-- Opening Marker --
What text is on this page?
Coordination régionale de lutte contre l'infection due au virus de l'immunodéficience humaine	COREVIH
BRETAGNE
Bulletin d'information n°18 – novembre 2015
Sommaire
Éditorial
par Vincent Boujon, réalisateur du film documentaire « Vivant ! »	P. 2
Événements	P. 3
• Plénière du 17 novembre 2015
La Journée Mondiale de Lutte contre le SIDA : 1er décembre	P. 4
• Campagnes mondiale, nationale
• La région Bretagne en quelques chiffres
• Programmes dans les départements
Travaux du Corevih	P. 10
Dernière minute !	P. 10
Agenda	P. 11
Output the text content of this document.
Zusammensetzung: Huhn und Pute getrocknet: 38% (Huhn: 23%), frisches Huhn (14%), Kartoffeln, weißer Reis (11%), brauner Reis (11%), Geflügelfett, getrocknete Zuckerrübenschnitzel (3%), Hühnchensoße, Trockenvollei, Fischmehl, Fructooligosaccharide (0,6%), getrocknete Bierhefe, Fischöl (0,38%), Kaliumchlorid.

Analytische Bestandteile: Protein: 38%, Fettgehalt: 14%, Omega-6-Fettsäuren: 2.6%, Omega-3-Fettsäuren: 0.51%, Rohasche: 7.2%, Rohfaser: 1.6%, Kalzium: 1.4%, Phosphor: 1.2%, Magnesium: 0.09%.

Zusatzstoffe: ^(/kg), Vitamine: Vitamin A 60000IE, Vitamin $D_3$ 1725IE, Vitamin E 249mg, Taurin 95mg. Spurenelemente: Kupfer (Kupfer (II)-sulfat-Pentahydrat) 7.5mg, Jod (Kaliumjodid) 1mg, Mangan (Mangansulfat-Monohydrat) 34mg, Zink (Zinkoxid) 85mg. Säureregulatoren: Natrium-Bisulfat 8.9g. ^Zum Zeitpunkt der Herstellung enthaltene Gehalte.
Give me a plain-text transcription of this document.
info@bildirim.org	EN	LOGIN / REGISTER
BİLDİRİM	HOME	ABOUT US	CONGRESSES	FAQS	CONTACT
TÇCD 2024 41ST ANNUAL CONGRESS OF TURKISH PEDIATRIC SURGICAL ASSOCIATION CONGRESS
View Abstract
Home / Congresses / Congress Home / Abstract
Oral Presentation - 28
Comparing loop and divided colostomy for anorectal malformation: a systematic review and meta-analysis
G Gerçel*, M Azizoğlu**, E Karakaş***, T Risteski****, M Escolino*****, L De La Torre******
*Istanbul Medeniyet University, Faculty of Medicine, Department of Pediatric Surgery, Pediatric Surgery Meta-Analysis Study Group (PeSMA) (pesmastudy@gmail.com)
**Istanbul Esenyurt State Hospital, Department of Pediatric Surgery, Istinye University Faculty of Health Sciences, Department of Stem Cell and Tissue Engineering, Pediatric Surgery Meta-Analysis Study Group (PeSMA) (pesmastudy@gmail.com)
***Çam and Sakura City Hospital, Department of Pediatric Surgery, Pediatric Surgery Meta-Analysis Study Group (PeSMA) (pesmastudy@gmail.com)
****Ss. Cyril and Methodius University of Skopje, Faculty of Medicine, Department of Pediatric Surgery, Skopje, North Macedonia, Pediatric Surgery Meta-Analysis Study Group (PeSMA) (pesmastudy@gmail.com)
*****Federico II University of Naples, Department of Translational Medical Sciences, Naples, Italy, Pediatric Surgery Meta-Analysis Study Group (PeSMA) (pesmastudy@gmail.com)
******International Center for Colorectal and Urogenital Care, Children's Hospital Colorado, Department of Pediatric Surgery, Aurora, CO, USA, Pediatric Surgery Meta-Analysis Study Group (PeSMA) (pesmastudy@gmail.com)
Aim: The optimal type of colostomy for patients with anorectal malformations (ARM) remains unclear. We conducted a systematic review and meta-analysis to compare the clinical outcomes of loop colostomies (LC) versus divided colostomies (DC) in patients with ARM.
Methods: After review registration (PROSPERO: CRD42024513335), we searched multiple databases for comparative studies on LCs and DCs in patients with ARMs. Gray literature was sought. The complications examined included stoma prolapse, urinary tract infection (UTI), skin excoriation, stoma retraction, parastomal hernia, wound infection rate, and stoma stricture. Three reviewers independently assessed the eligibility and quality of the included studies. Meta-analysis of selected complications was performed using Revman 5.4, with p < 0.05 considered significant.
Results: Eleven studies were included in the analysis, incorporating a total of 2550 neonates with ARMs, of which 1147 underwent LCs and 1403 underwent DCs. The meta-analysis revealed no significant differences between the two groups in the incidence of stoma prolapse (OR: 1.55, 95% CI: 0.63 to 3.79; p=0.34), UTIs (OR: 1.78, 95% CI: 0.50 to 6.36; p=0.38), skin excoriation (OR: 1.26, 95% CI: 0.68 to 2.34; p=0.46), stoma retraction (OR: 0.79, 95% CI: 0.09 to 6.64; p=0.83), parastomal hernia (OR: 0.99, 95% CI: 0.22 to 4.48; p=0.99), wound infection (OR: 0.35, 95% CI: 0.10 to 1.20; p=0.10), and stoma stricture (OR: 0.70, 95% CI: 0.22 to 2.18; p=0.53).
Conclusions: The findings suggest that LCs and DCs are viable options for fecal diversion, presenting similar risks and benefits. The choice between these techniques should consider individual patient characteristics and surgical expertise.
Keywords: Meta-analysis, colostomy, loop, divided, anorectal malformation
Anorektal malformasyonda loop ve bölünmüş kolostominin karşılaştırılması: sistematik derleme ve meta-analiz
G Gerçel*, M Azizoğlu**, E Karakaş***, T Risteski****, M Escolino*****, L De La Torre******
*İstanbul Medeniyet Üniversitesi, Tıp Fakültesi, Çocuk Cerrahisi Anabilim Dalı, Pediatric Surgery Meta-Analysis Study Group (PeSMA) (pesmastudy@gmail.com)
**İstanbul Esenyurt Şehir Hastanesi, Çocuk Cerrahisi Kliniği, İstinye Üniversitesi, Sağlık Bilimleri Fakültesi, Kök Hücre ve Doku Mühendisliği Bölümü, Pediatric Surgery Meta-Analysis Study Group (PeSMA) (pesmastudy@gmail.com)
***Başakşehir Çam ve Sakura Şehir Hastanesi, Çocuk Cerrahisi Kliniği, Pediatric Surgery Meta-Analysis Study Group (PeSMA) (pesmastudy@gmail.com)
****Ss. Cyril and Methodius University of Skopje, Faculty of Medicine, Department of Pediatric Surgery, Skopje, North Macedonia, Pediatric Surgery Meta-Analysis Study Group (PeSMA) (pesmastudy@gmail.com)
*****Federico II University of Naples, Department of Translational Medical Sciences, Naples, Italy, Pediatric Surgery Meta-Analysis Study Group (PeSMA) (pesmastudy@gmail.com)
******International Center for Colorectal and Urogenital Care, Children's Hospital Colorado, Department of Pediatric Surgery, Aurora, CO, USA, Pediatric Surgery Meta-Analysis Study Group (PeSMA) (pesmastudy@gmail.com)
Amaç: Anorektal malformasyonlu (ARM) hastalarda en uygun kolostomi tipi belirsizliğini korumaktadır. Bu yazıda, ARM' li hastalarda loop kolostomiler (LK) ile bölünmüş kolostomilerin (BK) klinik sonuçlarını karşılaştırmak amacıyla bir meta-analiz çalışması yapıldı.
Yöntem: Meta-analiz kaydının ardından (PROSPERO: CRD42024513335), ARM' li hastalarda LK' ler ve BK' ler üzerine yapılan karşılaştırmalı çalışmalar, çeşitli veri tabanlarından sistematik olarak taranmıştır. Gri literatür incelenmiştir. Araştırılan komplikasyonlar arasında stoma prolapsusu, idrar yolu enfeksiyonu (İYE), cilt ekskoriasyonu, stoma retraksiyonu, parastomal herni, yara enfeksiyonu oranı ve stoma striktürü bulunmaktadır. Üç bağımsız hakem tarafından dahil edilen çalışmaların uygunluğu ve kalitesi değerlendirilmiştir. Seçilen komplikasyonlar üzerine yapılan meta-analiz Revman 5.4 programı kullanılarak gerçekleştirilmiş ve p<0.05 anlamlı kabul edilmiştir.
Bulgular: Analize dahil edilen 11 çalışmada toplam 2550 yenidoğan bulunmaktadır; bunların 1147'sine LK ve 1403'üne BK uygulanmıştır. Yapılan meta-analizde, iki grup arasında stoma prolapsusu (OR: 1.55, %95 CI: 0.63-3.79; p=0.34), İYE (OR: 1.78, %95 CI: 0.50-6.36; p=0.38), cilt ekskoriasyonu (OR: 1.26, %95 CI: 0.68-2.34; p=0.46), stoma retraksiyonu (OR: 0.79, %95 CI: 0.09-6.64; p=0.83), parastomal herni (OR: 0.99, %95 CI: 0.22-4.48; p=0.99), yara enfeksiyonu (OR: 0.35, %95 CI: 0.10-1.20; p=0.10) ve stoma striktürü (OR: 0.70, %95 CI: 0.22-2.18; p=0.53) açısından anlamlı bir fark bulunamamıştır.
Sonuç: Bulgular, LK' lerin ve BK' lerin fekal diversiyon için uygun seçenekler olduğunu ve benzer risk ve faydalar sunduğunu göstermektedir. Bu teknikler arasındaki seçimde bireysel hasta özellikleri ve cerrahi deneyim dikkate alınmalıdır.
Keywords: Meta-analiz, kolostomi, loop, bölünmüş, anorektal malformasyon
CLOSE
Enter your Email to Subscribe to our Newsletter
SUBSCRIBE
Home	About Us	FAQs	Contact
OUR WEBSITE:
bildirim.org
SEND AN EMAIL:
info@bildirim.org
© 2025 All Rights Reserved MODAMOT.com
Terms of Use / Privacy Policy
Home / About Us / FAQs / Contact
-- Closing Marker --
> [Aim of the task]: Each line of the data that holds "between" should be copied.

> [Exercise solution]:
Results: Eleven studies were included in the analysis, incorporating a total of 2550 neonates with ARMs, of which 1147 underwent LCs and 1403 underwent DCs. The meta-analysis revealed no significant differences between the two groups in the incidence of stoma prolapse (OR: 1.55, 95% CI: 0.63 to 3.79; p=0.34), UTIs (OR: 1.78, 95% CI: 0.50 to 6.36; p=0.38), skin excoriation (OR: 1.26, 95% CI: 0.68 to 2.34; p=0.46), stoma retraction (OR: 0.79, 95% CI: 0.09 to 6.64; p=0.83), parastomal hernia (OR: 0.99, 95% CI: 0.22 to 4.48; p=0.99), wound infection (OR: 0.35, 95% CI: 0.10 to 1.20; p=0.10), and stoma stricture (OR: 0.70, 95% CI: 0.22 to 2.18; p=0.53).
Conclusions: The findings suggest that LCs and DCs are viable options for fecal diversion, presenting similar risks and benefits. The choice between these techniques should consider individual patient characteristics and surgical expertise.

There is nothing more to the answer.